§ **WHAT YOU NEED TO DO**: Copy out each line of the material in which the word "JSON" appears.

-- start of SOURCE RECORDS --

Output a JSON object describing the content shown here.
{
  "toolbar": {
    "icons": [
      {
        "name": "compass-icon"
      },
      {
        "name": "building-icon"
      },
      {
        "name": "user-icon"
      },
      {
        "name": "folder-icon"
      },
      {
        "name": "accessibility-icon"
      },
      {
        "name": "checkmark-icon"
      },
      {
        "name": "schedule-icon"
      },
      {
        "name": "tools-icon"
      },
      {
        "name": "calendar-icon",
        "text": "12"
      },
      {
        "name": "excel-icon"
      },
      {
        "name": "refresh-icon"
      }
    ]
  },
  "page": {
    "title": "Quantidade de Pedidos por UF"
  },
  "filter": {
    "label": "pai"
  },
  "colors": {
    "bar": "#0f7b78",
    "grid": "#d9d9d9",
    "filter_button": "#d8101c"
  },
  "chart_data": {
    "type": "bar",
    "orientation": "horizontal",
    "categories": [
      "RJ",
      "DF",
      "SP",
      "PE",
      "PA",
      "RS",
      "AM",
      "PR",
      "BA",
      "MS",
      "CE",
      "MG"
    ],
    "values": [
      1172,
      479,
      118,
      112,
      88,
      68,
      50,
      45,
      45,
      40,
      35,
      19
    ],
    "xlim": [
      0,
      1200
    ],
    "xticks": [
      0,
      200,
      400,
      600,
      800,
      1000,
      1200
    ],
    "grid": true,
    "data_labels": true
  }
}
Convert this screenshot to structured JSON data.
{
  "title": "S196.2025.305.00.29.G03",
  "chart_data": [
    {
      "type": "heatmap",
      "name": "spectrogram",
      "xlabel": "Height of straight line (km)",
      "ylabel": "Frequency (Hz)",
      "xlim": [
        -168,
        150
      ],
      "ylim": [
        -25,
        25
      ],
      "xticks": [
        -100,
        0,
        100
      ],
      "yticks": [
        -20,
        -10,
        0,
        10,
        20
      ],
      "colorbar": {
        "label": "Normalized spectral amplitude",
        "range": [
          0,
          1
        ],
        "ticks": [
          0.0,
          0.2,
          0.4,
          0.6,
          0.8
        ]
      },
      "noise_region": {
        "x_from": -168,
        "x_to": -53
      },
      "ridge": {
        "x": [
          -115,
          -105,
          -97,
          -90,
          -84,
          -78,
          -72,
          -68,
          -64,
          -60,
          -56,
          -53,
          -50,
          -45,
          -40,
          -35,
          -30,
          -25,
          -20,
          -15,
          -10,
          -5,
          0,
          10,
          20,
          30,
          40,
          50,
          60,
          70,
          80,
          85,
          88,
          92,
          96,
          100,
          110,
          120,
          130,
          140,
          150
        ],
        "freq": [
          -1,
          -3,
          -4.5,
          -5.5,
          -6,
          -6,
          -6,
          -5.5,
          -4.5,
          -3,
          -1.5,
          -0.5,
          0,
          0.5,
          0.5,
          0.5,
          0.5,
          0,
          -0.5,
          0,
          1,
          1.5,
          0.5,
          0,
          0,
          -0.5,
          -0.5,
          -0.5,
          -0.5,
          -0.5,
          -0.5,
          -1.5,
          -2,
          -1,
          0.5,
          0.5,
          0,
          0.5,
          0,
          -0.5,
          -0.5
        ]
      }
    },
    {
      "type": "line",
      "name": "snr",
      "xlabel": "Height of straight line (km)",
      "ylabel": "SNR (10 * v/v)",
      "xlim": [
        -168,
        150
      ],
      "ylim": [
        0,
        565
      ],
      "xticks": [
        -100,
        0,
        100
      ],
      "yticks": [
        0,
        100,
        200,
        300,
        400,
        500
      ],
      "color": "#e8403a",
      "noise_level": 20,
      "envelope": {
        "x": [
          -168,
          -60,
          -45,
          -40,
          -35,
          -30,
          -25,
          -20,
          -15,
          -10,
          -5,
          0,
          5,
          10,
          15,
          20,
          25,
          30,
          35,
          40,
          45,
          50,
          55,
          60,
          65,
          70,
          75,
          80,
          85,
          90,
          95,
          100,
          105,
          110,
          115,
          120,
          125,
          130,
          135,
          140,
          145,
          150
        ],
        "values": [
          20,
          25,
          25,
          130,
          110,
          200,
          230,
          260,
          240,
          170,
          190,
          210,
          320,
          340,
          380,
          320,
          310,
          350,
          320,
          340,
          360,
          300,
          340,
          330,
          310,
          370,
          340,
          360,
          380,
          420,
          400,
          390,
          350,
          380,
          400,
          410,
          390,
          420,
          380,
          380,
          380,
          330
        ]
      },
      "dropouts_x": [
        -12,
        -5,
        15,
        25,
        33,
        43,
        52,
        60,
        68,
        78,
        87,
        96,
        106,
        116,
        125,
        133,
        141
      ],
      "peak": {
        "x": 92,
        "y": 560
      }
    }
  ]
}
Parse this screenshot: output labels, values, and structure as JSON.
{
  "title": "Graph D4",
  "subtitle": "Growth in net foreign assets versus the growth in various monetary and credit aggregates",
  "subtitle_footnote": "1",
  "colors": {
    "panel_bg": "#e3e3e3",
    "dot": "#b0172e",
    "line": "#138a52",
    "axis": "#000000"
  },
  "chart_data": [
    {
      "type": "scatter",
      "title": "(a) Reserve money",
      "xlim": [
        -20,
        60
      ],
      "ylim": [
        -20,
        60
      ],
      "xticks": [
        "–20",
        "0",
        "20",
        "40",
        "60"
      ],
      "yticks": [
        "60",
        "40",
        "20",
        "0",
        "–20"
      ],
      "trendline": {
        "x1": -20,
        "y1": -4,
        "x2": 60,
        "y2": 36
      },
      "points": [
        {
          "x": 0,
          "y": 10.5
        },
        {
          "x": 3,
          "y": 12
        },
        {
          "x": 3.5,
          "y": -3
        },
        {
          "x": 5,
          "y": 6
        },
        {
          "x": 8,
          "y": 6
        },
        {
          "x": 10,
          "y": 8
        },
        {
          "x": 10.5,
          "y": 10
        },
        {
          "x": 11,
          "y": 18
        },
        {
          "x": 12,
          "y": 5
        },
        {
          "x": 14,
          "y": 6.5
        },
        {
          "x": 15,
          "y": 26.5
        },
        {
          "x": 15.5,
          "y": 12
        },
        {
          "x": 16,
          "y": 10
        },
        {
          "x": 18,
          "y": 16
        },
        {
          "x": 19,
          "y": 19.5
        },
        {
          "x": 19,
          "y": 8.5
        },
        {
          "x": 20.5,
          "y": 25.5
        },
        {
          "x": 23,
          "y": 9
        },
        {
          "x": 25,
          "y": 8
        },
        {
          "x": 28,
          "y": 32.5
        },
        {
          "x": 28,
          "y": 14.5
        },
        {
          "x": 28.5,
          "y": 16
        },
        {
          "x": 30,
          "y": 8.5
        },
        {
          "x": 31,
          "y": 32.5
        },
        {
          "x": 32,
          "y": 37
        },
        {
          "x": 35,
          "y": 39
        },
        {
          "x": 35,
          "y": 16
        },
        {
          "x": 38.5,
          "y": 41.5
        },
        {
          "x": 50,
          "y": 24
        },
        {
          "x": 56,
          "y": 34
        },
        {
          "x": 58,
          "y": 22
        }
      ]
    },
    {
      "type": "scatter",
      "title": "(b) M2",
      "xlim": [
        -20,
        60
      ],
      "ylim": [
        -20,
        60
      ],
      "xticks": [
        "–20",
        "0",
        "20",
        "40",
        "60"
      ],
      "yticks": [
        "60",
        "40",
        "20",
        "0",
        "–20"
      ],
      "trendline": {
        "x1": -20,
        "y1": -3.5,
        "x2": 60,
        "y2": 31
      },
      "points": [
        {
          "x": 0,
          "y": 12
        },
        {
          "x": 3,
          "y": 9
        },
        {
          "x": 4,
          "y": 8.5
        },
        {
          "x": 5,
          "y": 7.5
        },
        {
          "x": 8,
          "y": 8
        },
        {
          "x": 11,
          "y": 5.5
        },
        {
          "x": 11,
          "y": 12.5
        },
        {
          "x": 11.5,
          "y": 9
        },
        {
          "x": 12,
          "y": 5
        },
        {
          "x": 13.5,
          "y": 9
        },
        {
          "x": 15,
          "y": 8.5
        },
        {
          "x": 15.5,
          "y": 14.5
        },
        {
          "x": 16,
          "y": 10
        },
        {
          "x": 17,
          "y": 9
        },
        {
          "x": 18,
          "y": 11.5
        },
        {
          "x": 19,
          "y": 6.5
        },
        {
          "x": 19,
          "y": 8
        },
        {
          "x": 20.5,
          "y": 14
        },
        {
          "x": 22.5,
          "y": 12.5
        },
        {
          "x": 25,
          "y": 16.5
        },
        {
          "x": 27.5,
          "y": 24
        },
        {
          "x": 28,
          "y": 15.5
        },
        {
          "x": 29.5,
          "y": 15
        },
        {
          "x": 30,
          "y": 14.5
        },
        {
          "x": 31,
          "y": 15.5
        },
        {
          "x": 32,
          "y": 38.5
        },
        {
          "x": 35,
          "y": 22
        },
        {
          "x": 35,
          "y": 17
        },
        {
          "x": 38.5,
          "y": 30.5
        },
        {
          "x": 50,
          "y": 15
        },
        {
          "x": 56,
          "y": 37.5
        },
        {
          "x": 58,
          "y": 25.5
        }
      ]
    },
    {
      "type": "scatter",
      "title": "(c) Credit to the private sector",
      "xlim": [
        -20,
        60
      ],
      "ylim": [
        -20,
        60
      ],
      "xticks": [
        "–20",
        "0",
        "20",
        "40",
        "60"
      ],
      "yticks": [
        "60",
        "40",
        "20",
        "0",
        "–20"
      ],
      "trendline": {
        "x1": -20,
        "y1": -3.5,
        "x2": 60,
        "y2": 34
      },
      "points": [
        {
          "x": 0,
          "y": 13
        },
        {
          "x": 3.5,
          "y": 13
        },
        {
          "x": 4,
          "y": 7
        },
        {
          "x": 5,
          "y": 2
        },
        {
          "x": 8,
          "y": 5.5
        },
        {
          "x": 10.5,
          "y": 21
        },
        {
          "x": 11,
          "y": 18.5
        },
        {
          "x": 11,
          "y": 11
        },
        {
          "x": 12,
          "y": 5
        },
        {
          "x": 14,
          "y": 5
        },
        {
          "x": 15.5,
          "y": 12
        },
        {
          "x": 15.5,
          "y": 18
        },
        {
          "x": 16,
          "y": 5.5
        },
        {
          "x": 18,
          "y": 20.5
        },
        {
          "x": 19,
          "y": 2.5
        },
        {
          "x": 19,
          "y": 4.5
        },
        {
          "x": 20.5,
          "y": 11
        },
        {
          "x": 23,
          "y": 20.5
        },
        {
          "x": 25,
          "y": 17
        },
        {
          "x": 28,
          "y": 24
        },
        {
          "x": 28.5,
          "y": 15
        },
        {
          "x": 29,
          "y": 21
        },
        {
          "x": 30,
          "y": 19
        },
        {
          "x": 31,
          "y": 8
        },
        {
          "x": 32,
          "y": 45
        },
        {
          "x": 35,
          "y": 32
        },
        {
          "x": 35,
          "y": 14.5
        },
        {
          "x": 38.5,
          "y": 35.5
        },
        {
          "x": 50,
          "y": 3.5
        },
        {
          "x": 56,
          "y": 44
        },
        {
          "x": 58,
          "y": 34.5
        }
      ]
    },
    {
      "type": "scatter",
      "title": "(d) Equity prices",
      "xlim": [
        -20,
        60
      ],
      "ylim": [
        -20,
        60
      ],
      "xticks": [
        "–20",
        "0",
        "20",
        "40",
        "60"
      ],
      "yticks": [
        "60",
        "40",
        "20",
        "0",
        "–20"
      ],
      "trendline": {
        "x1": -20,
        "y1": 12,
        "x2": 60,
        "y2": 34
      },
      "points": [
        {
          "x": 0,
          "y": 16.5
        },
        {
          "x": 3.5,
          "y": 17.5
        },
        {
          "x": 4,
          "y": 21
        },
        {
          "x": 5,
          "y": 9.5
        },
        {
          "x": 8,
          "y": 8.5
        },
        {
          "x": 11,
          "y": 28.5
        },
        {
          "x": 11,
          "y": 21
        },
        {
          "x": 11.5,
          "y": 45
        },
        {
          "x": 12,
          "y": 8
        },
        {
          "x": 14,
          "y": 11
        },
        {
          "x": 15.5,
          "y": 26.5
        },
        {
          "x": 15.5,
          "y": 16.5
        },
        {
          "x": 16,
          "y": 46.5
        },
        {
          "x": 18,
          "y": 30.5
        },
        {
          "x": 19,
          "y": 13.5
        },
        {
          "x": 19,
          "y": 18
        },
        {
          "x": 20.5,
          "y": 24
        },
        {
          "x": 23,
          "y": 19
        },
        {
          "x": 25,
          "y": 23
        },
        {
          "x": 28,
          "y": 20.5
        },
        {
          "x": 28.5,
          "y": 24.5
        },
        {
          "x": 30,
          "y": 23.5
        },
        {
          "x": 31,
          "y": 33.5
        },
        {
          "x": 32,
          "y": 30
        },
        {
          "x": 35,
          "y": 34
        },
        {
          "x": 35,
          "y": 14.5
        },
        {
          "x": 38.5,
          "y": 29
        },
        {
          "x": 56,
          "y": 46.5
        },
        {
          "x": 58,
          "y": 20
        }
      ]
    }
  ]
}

-- end of SOURCE RECORDS --

§ **ANSWER TO THE TASK**:
Output a JSON object describing the content shown here.
Convert this screenshot to structured JSON data.
Parse this screenshot: output labels, values, and structure as JSON.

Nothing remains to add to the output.